Brief: Find the lines containing the word "JSON" and copy every one of them.

Stored data:
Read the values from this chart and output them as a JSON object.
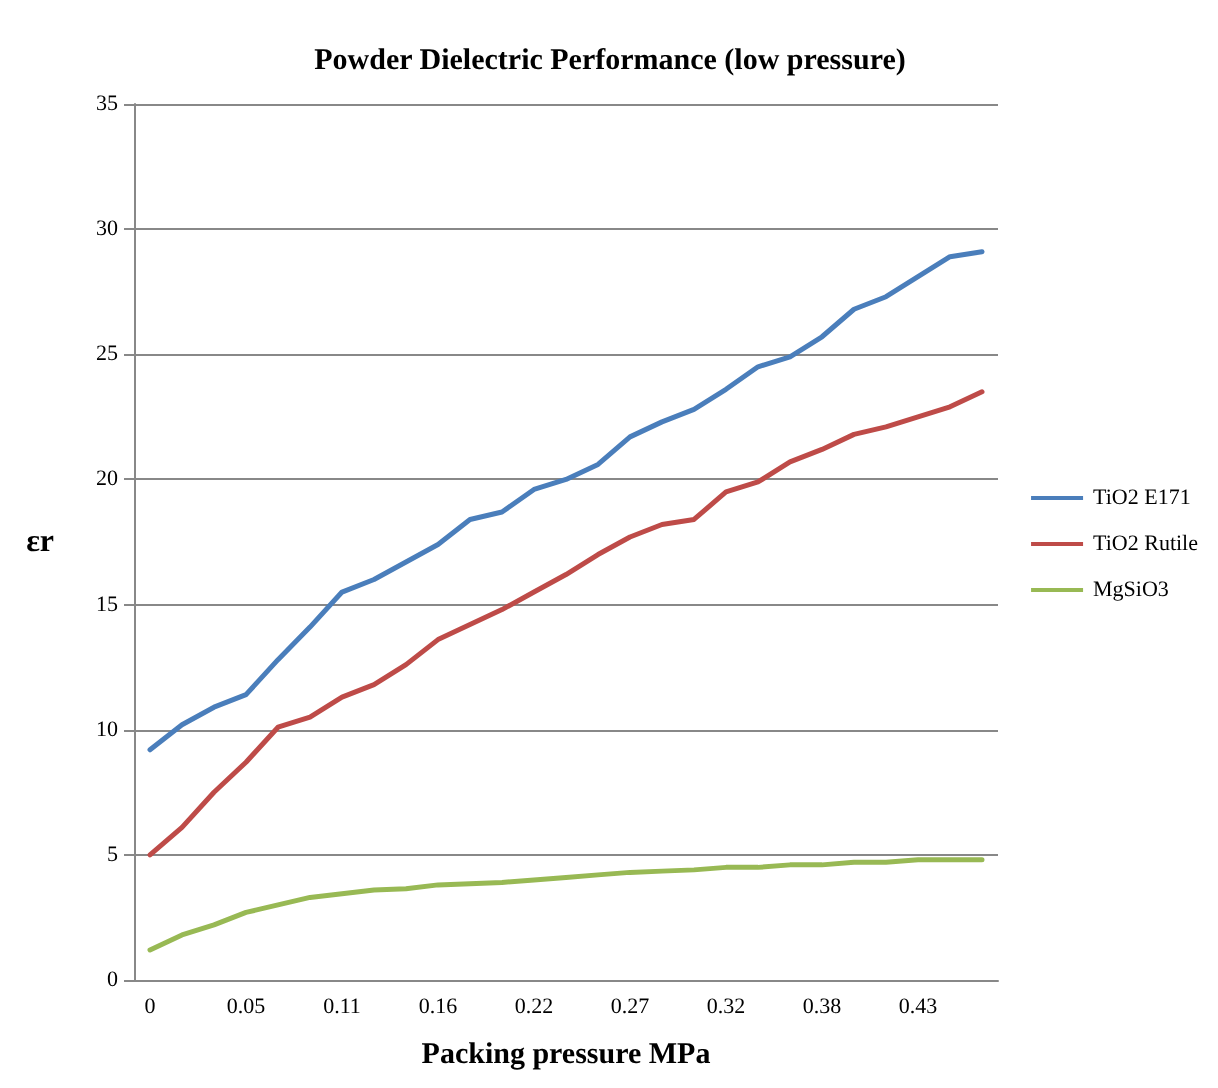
{
  "chart_data": {
    "type": "line",
    "title": "Powder Dielectric Performance (low pressure)",
    "xlabel": "Packing pressure MPa",
    "ylabel": "εr",
    "categories": [
      "0",
      null,
      null,
      "0.05",
      null,
      null,
      "0.11",
      null,
      null,
      "0.16",
      null,
      null,
      "0.22",
      null,
      null,
      "0.27",
      null,
      null,
      "0.32",
      null,
      null,
      "0.38",
      null,
      null,
      "0.43",
      null,
      null
    ],
    "series": [
      {
        "name": "TiO2 E171",
        "color": "#4a7ebb",
        "values": [
          9.2,
          10.2,
          10.9,
          11.4,
          12.8,
          14.1,
          15.5,
          16.0,
          16.7,
          17.4,
          18.4,
          18.7,
          19.6,
          20.0,
          20.6,
          21.7,
          22.3,
          22.8,
          23.6,
          24.5,
          24.9,
          25.7,
          26.8,
          27.3,
          28.1,
          28.9,
          29.1
        ]
      },
      {
        "name": "TiO2 Rutile",
        "color": "#be4b48",
        "values": [
          5.0,
          6.1,
          7.5,
          8.7,
          10.1,
          10.5,
          11.3,
          11.8,
          12.6,
          13.6,
          14.2,
          14.8,
          15.5,
          16.2,
          17.0,
          17.7,
          18.2,
          18.4,
          19.5,
          19.9,
          20.7,
          21.2,
          21.8,
          22.1,
          22.5,
          22.9,
          23.5
        ]
      },
      {
        "name": "MgSiO3",
        "color": "#98b954",
        "values": [
          1.2,
          1.8,
          2.2,
          2.7,
          3.0,
          3.3,
          3.45,
          3.6,
          3.65,
          3.8,
          3.85,
          3.9,
          4.0,
          4.1,
          4.2,
          4.3,
          4.35,
          4.4,
          4.5,
          4.5,
          4.6,
          4.6,
          4.7,
          4.7,
          4.8,
          4.8,
          4.8
        ]
      }
    ],
    "ylim": [
      0,
      35
    ],
    "yticks": [
      0,
      5,
      10,
      15,
      20,
      25,
      30,
      35
    ],
    "grid": "y",
    "legend": "right",
    "marker": "none",
    "line_style": "solid"
  }
}
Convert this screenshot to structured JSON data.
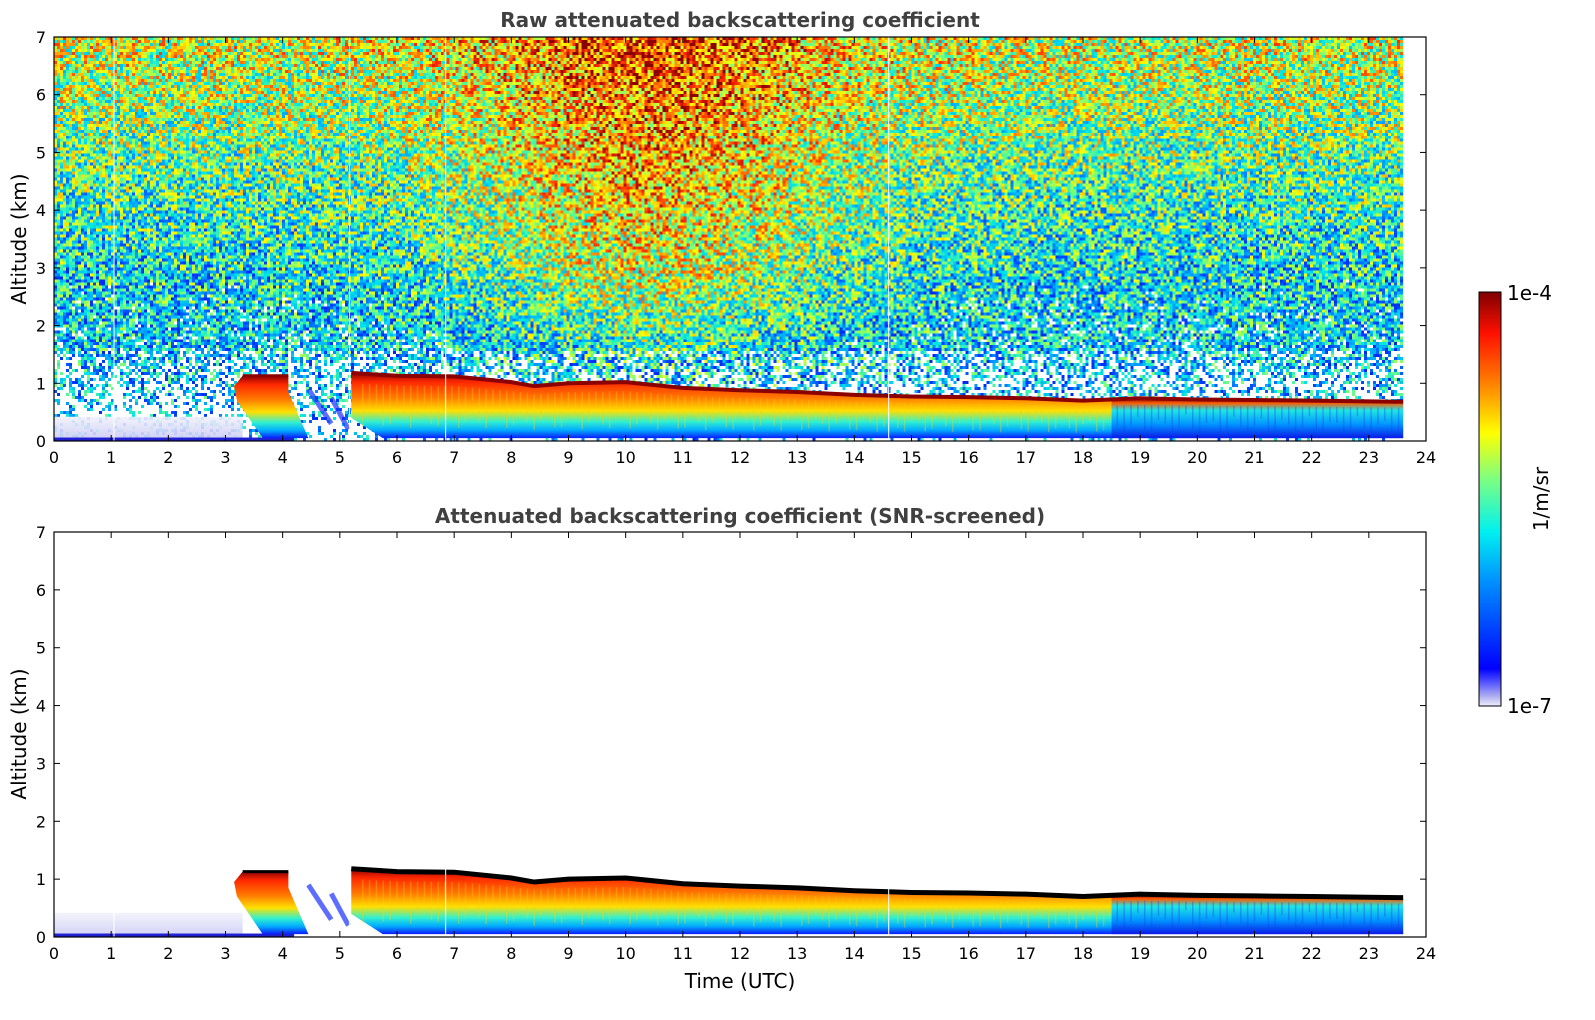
{
  "chart_data": [
    {
      "type": "heatmap",
      "title": "Raw attenuated backscattering coefficient",
      "xlabel": "",
      "ylabel": "Altitude (km)",
      "xlim": [
        0,
        24
      ],
      "ylim": [
        0,
        7
      ],
      "xticks": [
        "0",
        "1",
        "2",
        "3",
        "4",
        "5",
        "6",
        "7",
        "8",
        "9",
        "10",
        "11",
        "12",
        "13",
        "14",
        "15",
        "16",
        "17",
        "18",
        "19",
        "20",
        "21",
        "22",
        "23",
        "24"
      ],
      "yticks": [
        "0",
        "1",
        "2",
        "3",
        "4",
        "5",
        "6",
        "7"
      ],
      "data_end_time": 23.6,
      "noise": true,
      "cloud_base_km": 0.05,
      "cloud_top_km": [
        [
          3.25,
          1.13
        ],
        [
          4.1,
          1.13
        ],
        [
          5.2,
          1.18
        ],
        [
          6.0,
          1.13
        ],
        [
          7.0,
          1.12
        ],
        [
          8.0,
          1.02
        ],
        [
          8.4,
          0.95
        ],
        [
          9.0,
          1.0
        ],
        [
          10.0,
          1.02
        ],
        [
          11.0,
          0.92
        ],
        [
          12.0,
          0.88
        ],
        [
          13.0,
          0.85
        ],
        [
          14.0,
          0.8
        ],
        [
          15.0,
          0.77
        ],
        [
          16.0,
          0.76
        ],
        [
          17.0,
          0.74
        ],
        [
          18.0,
          0.7
        ],
        [
          19.0,
          0.74
        ],
        [
          20.0,
          0.72
        ],
        [
          21.0,
          0.71
        ],
        [
          22.0,
          0.7
        ],
        [
          23.6,
          0.68
        ]
      ]
    },
    {
      "type": "heatmap",
      "title": "Attenuated backscattering coefficient (SNR-screened)",
      "xlabel": "Time (UTC)",
      "ylabel": "Altitude (km)",
      "xlim": [
        0,
        24
      ],
      "ylim": [
        0,
        7
      ],
      "xticks": [
        "0",
        "1",
        "2",
        "3",
        "4",
        "5",
        "6",
        "7",
        "8",
        "9",
        "10",
        "11",
        "12",
        "13",
        "14",
        "15",
        "16",
        "17",
        "18",
        "19",
        "20",
        "21",
        "22",
        "23",
        "24"
      ],
      "yticks": [
        "0",
        "1",
        "2",
        "3",
        "4",
        "5",
        "6",
        "7"
      ],
      "data_end_time": 23.6,
      "noise": false,
      "cloud_base_km": 0.05,
      "cloud_top_km": [
        [
          3.25,
          1.13
        ],
        [
          4.1,
          1.13
        ],
        [
          5.2,
          1.18
        ],
        [
          6.0,
          1.13
        ],
        [
          7.0,
          1.12
        ],
        [
          8.0,
          1.02
        ],
        [
          8.4,
          0.95
        ],
        [
          9.0,
          1.0
        ],
        [
          10.0,
          1.02
        ],
        [
          11.0,
          0.92
        ],
        [
          12.0,
          0.88
        ],
        [
          13.0,
          0.85
        ],
        [
          14.0,
          0.8
        ],
        [
          15.0,
          0.77
        ],
        [
          16.0,
          0.76
        ],
        [
          17.0,
          0.74
        ],
        [
          18.0,
          0.7
        ],
        [
          19.0,
          0.74
        ],
        [
          20.0,
          0.72
        ],
        [
          21.0,
          0.71
        ],
        [
          22.0,
          0.7
        ],
        [
          23.6,
          0.68
        ]
      ]
    }
  ],
  "colorbar": {
    "max_label": "1e-4",
    "min_label": "1e-7",
    "unit_label": "1/m/sr",
    "colors": [
      "#00007f",
      "#0000ff",
      "#007fff",
      "#00ffff",
      "#7fff7f",
      "#ffff00",
      "#ff7f00",
      "#ff0000",
      "#7f0000"
    ]
  }
}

Response:
Read the values from this chart and output them as a JSON object.
Convert this screenshot to structured JSON data.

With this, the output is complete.